Tekst źródłowy >>
--------------------

W 1978 roku w Lahti Łuszczek był wdzięczny wszystkim, którzy zrobili z niego biegacza. - Do Lahti pojechałem z już dużą wiarą. To był luty, a w grudniu byłem drugi na Pucharze Świata w Davos. Wtedy sobie pomyślałem, że z mistrzostw przywiozę medal - mówi.

To wtedy Łuszczek powiedział trenerowi Budnemu, że muszą sobie sprawić garnitury. - Ale nie szykowałem się, że będzie grany "Mazurek Dąbrowskiego". O złocie nie marzyłem. A przynajmniej aż do tego dnia, gdy zdobyłem brąz - wyjaśnia mistrz.

19 lutego 1978 roku, w pierwszym starcie na MŚ w Lahti, Łuszczek wywalczył brązowy medal w biegu na 30 km. Przegrał tylko z dwoma zawodnikami ze Związku Radzieckiego - mistrzem olimpijskim Siergiejem Sawieliewem i Nikołajem Zimiatowem. - Jak im poszedłem pogratulować, to zobaczyłem, że są pewni, że wszystko w Lahti powygrywają. "Eto normalno" - powiedzieli na moje gratulacje. No to pomyślałem sobie, że na 15 kilometrów jednak pasowałoby się poprawić - mówi Łuszczek.

--------------------

Wiersze >>
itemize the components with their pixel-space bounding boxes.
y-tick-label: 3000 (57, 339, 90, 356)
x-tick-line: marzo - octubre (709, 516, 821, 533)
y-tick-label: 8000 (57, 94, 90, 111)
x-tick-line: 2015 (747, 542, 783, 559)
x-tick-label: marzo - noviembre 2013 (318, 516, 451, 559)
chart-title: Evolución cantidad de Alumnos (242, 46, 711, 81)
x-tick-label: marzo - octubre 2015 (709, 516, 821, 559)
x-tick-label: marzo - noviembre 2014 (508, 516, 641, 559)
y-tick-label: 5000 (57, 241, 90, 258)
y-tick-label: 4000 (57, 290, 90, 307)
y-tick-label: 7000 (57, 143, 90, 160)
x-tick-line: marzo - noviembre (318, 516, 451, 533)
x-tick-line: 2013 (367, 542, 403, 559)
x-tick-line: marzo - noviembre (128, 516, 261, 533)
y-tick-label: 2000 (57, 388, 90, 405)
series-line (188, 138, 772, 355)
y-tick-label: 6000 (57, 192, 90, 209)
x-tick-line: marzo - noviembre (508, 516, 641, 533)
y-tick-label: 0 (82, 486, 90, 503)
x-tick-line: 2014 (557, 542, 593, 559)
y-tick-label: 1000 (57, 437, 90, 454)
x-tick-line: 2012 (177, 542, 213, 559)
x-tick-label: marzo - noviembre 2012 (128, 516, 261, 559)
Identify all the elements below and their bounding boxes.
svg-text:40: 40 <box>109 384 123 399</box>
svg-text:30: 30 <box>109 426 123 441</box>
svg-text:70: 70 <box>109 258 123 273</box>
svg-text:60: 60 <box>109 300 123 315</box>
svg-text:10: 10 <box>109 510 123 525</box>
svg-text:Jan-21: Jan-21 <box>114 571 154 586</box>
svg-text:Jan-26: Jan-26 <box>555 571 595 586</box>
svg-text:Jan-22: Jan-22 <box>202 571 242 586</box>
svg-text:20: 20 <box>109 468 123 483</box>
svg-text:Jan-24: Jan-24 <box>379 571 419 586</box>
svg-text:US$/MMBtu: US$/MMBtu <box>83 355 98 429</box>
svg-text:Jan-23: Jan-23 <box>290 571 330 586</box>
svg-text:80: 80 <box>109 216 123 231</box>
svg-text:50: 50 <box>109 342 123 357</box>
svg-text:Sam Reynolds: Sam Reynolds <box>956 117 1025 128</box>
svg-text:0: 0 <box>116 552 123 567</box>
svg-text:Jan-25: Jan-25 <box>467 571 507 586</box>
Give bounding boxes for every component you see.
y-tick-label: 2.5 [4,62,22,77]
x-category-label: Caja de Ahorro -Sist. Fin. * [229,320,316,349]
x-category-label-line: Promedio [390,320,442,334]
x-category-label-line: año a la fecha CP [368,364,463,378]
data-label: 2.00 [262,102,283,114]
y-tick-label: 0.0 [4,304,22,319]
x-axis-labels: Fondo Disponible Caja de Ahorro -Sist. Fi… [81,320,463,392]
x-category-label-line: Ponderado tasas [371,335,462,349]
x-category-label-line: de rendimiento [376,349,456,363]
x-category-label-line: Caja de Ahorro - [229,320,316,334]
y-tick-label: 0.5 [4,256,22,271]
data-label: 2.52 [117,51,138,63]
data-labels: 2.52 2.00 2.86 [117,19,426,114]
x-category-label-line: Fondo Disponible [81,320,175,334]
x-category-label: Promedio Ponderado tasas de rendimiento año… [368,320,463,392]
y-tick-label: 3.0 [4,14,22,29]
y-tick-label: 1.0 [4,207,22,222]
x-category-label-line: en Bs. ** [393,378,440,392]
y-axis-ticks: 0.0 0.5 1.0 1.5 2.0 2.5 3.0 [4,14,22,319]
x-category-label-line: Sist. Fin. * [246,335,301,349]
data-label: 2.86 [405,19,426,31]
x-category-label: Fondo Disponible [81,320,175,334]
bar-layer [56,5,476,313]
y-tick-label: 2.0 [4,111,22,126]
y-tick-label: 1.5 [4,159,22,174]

--------------------

Polecenia >>
a) Zredaguj fragment tekstu o Łuszczku od "To wtedy Łuszczek" aż po "- wyjaśnia mistrz.", wstawiając w miejsce "garnitury" słowo "marynarki".
b) Wypisz wszystkie osoby, które w tekście o Łuszczku występują z nazwiska.
Pozycje nie są potrzebne do wykonania żadnego z poleceń.

Rozwiązania >>
a)
To wtedy Łuszczek powiedział trenerowi Budnemu, że muszą sobie sprawić marynarki. - Ale nie szykowałem się, że będzie grany "Mazurek Dąbrowskiego". O złocie nie marzyłem. A przynajmniej aż do tego dnia, gdy zdobyłem brąz - wyjaśnia mistrz.

b)
Łuszczek
Budny
Siergiej Sawieliew
Nikołaj Zimiatow